Present the following entries again, word for word and in full.

Items listed in a dataset
## START

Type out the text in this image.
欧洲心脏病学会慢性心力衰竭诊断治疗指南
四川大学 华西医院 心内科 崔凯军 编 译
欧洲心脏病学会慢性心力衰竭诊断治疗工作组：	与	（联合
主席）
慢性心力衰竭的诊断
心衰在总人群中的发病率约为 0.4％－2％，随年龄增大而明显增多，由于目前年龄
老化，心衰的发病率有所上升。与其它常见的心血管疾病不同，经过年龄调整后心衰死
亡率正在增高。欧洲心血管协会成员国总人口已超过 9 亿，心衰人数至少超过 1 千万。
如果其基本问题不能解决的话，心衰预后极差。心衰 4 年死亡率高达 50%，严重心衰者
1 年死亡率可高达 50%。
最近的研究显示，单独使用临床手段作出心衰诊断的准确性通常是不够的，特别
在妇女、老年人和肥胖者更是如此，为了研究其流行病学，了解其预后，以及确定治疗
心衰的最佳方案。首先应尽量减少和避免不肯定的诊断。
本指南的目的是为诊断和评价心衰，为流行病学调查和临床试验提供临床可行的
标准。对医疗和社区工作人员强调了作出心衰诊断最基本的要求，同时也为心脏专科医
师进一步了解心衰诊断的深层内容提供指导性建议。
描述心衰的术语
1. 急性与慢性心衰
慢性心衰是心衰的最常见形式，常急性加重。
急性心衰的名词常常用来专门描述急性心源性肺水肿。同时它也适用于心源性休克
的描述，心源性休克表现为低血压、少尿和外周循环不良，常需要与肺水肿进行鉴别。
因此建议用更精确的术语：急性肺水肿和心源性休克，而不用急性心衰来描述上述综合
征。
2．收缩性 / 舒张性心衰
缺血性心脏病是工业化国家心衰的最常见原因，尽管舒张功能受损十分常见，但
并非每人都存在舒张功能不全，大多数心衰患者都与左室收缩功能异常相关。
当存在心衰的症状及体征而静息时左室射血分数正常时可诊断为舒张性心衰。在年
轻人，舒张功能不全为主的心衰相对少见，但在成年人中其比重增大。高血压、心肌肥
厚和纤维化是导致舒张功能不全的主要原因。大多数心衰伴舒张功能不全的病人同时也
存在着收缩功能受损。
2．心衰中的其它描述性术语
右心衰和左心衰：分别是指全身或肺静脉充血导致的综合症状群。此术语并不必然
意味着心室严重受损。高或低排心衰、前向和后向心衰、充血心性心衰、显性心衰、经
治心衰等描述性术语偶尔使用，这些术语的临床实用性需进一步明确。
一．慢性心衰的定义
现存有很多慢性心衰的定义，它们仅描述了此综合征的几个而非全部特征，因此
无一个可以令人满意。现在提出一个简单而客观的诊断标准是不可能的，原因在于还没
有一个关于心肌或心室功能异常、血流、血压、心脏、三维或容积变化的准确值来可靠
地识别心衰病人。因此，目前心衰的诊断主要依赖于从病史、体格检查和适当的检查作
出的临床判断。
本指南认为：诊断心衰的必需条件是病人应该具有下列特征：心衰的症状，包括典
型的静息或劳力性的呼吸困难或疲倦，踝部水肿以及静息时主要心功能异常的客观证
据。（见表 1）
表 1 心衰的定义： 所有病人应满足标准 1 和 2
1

## END

● SOLUTION FOR THIS TASK
Type out the text in this image.
欧洲心脏病学会慢性心力衰竭诊断治疗指南
四川大学 华西医院 心内科 崔凯军 编 译
欧洲心脏病学会慢性心力衰竭诊断治疗工作组：	与	（联合
主席）
慢性心力衰竭的诊断
心衰在总人群中的发病率约为 0.4％－2％，随年龄增大而明显增多，由于目前年龄
老化，心衰的发病率有所上升。与其它常见的心血管疾病不同，经过年龄调整后心衰死
亡率正在增高。欧洲心血管协会成员国总人口已超过 9 亿，心衰人数至少超过 1 千万。
如果其基本问题不能解决的话，心衰预后极差。心衰 4 年死亡率高达 50%，严重心衰者
1 年死亡率可高达 50%。
最近的研究显示，单独使用临床手段作出心衰诊断的准确性通常是不够的，特别
在妇女、老年人和肥胖者更是如此，为了研究其流行病学，了解其预后，以及确定治疗
心衰的最佳方案。首先应尽量减少和避免不肯定的诊断。
本指南的目的是为诊断和评价心衰，为流行病学调查和临床试验提供临床可行的
标准。对医疗和社区工作人员强调了作出心衰诊断最基本的要求，同时也为心脏专科医
师进一步了解心衰诊断的深层内容提供指导性建议。
描述心衰的术语
1. 急性与慢性心衰
慢性心衰是心衰的最常见形式，常急性加重。
急性心衰的名词常常用来专门描述急性心源性肺水肿。同时它也适用于心源性休克
的描述，心源性休克表现为低血压、少尿和外周循环不良，常需要与肺水肿进行鉴别。
因此建议用更精确的术语：急性肺水肿和心源性休克，而不用急性心衰来描述上述综合
征。
2．收缩性 / 舒张性心衰
缺血性心脏病是工业化国家心衰的最常见原因，尽管舒张功能受损十分常见，但
并非每人都存在舒张功能不全，大多数心衰患者都与左室收缩功能异常相关。
当存在心衰的症状及体征而静息时左室射血分数正常时可诊断为舒张性心衰。在年
轻人，舒张功能不全为主的心衰相对少见，但在成年人中其比重增大。高血压、心肌肥
厚和纤维化是导致舒张功能不全的主要原因。大多数心衰伴舒张功能不全的病人同时也
存在着收缩功能受损。
2．心衰中的其它描述性术语
右心衰和左心衰：分别是指全身或肺静脉充血导致的综合症状群。此术语并不必然
意味着心室严重受损。高或低排心衰、前向和后向心衰、充血心性心衰、显性心衰、经
治心衰等描述性术语偶尔使用，这些术语的临床实用性需进一步明确。
一．慢性心衰的定义
现存有很多慢性心衰的定义，它们仅描述了此综合征的几个而非全部特征，因此
无一个可以令人满意。现在提出一个简单而客观的诊断标准是不可能的，原因在于还没
有一个关于心肌或心室功能异常、血流、血压、心脏、三维或容积变化的准确值来可靠
地识别心衰病人。因此，目前心衰的诊断主要依赖于从病史、体格检查和适当的检查作
出的临床判断。
本指南认为：诊断心衰的必需条件是病人应该具有下列特征：心衰的症状，包括典
型的静息或劳力性的呼吸困难或疲倦，踝部水肿以及静息时主要心功能异常的客观证
据。（见表 1）
表 1 心衰的定义： 所有病人应满足标准 1 和 2
1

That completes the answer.